Data items:
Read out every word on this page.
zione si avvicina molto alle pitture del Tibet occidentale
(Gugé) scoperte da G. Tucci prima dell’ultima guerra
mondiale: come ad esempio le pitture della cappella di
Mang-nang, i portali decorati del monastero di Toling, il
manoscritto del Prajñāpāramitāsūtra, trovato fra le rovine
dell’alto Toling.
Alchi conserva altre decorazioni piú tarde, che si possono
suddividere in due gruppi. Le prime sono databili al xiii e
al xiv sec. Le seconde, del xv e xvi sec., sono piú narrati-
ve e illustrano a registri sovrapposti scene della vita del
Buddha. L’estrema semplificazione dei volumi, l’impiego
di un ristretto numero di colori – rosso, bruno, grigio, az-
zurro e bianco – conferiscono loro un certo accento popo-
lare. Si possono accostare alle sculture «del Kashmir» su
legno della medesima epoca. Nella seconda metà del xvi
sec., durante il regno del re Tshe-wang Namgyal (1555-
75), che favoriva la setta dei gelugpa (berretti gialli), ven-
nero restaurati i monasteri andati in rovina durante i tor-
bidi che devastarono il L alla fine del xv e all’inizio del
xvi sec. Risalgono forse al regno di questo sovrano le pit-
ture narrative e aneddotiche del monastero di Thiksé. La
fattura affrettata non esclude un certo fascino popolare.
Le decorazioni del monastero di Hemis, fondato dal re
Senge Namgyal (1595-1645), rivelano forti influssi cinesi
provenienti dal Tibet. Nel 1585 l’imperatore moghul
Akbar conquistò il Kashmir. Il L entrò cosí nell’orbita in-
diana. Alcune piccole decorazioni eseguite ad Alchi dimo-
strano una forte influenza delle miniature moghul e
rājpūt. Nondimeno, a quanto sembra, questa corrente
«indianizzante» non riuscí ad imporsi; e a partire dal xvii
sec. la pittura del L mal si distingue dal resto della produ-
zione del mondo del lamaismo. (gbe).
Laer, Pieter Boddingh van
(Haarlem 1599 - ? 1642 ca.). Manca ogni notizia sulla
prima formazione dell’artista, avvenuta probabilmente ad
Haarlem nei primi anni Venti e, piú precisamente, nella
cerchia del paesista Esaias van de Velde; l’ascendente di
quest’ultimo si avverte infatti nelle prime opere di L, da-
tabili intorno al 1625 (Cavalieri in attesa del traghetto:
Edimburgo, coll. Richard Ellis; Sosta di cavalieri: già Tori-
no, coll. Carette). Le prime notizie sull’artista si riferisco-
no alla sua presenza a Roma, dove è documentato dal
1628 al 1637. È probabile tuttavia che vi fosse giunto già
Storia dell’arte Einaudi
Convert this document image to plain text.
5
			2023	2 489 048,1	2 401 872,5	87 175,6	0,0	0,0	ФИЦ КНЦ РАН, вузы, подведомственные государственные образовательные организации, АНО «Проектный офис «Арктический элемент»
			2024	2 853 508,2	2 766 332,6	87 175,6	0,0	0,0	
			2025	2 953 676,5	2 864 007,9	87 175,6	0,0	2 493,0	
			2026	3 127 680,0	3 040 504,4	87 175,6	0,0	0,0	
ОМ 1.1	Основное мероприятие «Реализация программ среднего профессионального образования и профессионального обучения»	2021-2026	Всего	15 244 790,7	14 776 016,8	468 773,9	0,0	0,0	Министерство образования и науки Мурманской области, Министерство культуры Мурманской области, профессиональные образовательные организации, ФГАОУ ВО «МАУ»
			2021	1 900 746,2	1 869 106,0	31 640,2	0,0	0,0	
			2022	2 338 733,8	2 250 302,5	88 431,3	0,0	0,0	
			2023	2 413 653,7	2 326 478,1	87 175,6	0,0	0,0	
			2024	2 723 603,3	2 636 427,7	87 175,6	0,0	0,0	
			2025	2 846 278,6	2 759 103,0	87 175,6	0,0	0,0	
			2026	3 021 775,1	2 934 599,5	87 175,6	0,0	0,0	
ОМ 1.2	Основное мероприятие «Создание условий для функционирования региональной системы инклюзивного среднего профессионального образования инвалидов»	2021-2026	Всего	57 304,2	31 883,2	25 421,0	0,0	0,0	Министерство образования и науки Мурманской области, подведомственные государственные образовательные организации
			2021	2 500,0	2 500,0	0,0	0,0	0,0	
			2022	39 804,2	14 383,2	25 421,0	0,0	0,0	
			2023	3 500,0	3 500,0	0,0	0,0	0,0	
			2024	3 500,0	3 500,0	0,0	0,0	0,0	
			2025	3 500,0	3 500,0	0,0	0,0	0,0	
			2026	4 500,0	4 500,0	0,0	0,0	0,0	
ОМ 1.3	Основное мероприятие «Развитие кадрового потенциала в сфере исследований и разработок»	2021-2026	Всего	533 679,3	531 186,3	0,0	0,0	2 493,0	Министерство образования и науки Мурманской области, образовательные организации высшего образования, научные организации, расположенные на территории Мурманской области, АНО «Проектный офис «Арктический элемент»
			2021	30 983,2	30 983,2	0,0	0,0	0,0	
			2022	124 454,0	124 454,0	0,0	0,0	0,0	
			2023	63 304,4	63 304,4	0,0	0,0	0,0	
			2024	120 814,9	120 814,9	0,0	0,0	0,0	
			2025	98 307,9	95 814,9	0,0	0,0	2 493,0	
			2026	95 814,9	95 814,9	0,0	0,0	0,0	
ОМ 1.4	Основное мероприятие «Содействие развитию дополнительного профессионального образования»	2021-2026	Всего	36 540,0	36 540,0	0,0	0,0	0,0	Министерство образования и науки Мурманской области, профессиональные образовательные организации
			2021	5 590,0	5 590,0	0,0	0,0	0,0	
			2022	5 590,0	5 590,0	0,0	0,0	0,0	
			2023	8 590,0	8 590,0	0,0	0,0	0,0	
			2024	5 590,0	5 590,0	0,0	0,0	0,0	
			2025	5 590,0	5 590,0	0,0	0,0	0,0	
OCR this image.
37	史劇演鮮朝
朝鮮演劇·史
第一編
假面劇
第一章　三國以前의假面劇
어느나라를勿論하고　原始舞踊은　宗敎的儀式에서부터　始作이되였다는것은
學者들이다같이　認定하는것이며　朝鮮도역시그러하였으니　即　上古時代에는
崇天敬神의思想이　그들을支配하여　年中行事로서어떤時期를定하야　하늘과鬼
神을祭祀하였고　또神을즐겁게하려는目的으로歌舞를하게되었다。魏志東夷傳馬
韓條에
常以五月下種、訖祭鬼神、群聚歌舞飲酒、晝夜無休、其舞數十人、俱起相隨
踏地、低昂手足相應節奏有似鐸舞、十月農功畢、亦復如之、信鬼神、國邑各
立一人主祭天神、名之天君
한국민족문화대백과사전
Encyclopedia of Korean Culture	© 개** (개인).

> _Objective_:
The records above need to be transcribed in full. Keep every character unchanged.

> _Written reply_:
Read out every word on this page.
zione si avvicina molto alle pitture del Tibet occidentale
(Gugé) scoperte da G. Tucci prima dell’ultima guerra
mondiale: come ad esempio le pitture della cappella di
Mang-nang, i portali decorati del monastero di Toling, il
manoscritto del Prajñāpāramitāsūtra, trovato fra le rovine
dell’alto Toling.
Alchi conserva altre decorazioni piú tarde, che si possono
suddividere in due gruppi. Le prime sono databili al xiii e
al xiv sec. Le seconde, del xv e xvi sec., sono piú narrati-
ve e illustrano a registri sovrapposti scene della vita del
Buddha. L’estrema semplificazione dei volumi, l’impiego
di un ristretto numero di colori – rosso, bruno, grigio, az-
zurro e bianco – conferiscono loro un certo accento popo-
lare. Si possono accostare alle sculture «del Kashmir» su
legno della medesima epoca. Nella seconda metà del xvi
sec., durante il regno del re Tshe-wang Namgyal (1555-
75), che favoriva la setta dei gelugpa (berretti gialli), ven-
nero restaurati i monasteri andati in rovina durante i tor-
bidi che devastarono il L alla fine del xv e all’inizio del
xvi sec. Risalgono forse al regno di questo sovrano le pit-
ture narrative e aneddotiche del monastero di Thiksé. La
fattura affrettata non esclude un certo fascino popolare.
Le decorazioni del monastero di Hemis, fondato dal re
Senge Namgyal (1595-1645), rivelano forti influssi cinesi
provenienti dal Tibet. Nel 1585 l’imperatore moghul
Akbar conquistò il Kashmir. Il L entrò cosí nell’orbita in-
diana. Alcune piccole decorazioni eseguite ad Alchi dimo-
strano una forte influenza delle miniature moghul e
rājpūt. Nondimeno, a quanto sembra, questa corrente
«indianizzante» non riuscí ad imporsi; e a partire dal xvii
sec. la pittura del L mal si distingue dal resto della produ-
zione del mondo del lamaismo. (gbe).
Laer, Pieter Boddingh van
(Haarlem 1599 - ? 1642 ca.). Manca ogni notizia sulla
prima formazione dell’artista, avvenuta probabilmente ad
Haarlem nei primi anni Venti e, piú precisamente, nella
cerchia del paesista Esaias van de Velde; l’ascendente di
quest’ultimo si avverte infatti nelle prime opere di L, da-
tabili intorno al 1625 (Cavalieri in attesa del traghetto:
Edimburgo, coll. Richard Ellis; Sosta di cavalieri: già Tori-
no, coll. Carette). Le prime notizie sull’artista si riferisco-
no alla sua presenza a Roma, dove è documentato dal
1628 al 1637. È probabile tuttavia che vi fosse giunto già
Storia dell’arte Einaudi
Convert this document image to plain text.
5
			2023	2 489 048,1	2 401 872,5	87 175,6	0,0	0,0	ФИЦ КНЦ РАН, вузы, подведомственные государственные образовательные организации, АНО «Проектный офис «Арктический элемент»
			2024	2 853 508,2	2 766 332,6	87 175,6	0,0	0,0	
			2025	2 953 676,5	2 864 007,9	87 175,6	0,0	2 493,0	
			2026	3 127 680,0	3 040 504,4	87 175,6	0,0	0,0	
ОМ 1.1	Основное мероприятие «Реализация программ среднего профессионального образования и профессионального обучения»	2021-2026	Всего	15 244 790,7	14 776 016,8	468 773,9	0,0	0,0	Министерство образования и науки Мурманской области, Министерство культуры Мурманской области, профессиональные образовательные организации, ФГАОУ ВО «МАУ»
			2021	1 900 746,2	1 869 106,0	31 640,2	0,0	0,0	
			2022	2 338 733,8	2 250 302,5	88 431,3	0,0	0,0	
			2023	2 413 653,7	2 326 478,1	87 175,6	0,0	0,0	
			2024	2 723 603,3	2 636 427,7	87 175,6	0,0	0,0	
			2025	2 846 278,6	2 759 103,0	87 175,6	0,0	0,0	
			2026	3 021 775,1	2 934 599,5	87 175,6	0,0	0,0	
ОМ 1.2	Основное мероприятие «Создание условий для функционирования региональной системы инклюзивного среднего профессионального образования инвалидов»	2021-2026	Всего	57 304,2	31 883,2	25 421,0	0,0	0,0	Министерство образования и науки Мурманской области, подведомственные государственные образовательные организации
			2021	2 500,0	2 500,0	0,0	0,0	0,0	
			2022	39 804,2	14 383,2	25 421,0	0,0	0,0	
			2023	3 500,0	3 500,0	0,0	0,0	0,0	
			2024	3 500,0	3 500,0	0,0	0,0	0,0	
			2025	3 500,0	3 500,0	0,0	0,0	0,0	
			2026	4 500,0	4 500,0	0,0	0,0	0,0	
ОМ 1.3	Основное мероприятие «Развитие кадрового потенциала в сфере исследований и разработок»	2021-2026	Всего	533 679,3	531 186,3	0,0	0,0	2 493,0	Министерство образования и науки Мурманской области, образовательные организации высшего образования, научные организации, расположенные на территории Мурманской области, АНО «Проектный офис «Арктический элемент»
			2021	30 983,2	30 983,2	0,0	0,0	0,0	
			2022	124 454,0	124 454,0	0,0	0,0	0,0	
			2023	63 304,4	63 304,4	0,0	0,0	0,0	
			2024	120 814,9	120 814,9	0,0	0,0	0,0	
			2025	98 307,9	95 814,9	0,0	0,0	2 493,0	
			2026	95 814,9	95 814,9	0,0	0,0	0,0	
ОМ 1.4	Основное мероприятие «Содействие развитию дополнительного профессионального образования»	2021-2026	Всего	36 540,0	36 540,0	0,0	0,0	0,0	Министерство образования и науки Мурманской области, профессиональные образовательные организации
			2021	5 590,0	5 590,0	0,0	0,0	0,0	
			2022	5 590,0	5 590,0	0,0	0,0	0,0	
			2023	8 590,0	8 590,0	0,0	0,0	0,0	
			2024	5 590,0	5 590,0	0,0	0,0	0,0	
			2025	5 590,0	5 590,0	0,0	0,0	0,0	
OCR this image.
37	史劇演鮮朝
朝鮮演劇·史
第一編
假面劇
第一章　三國以前의假面劇
어느나라를勿論하고　原始舞踊은　宗敎的儀式에서부터　始作이되였다는것은
學者들이다같이　認定하는것이며　朝鮮도역시그러하였으니　即　上古時代에는
崇天敬神의思想이　그들을支配하여　年中行事로서어떤時期를定하야　하늘과鬼
神을祭祀하였고　또神을즐겁게하려는目的으로歌舞를하게되었다。魏志東夷傳馬
韓條에
常以五月下種、訖祭鬼神、群聚歌舞飲酒、晝夜無休、其舞數十人、俱起相隨
踏地、低昂手足相應節奏有似鐸舞、十月農功畢、亦復如之、信鬼神、國邑各
立一人主祭天神、名之天君
한국민족문화대백과사전
Encyclopedia of Korean Culture	© 개** (개인).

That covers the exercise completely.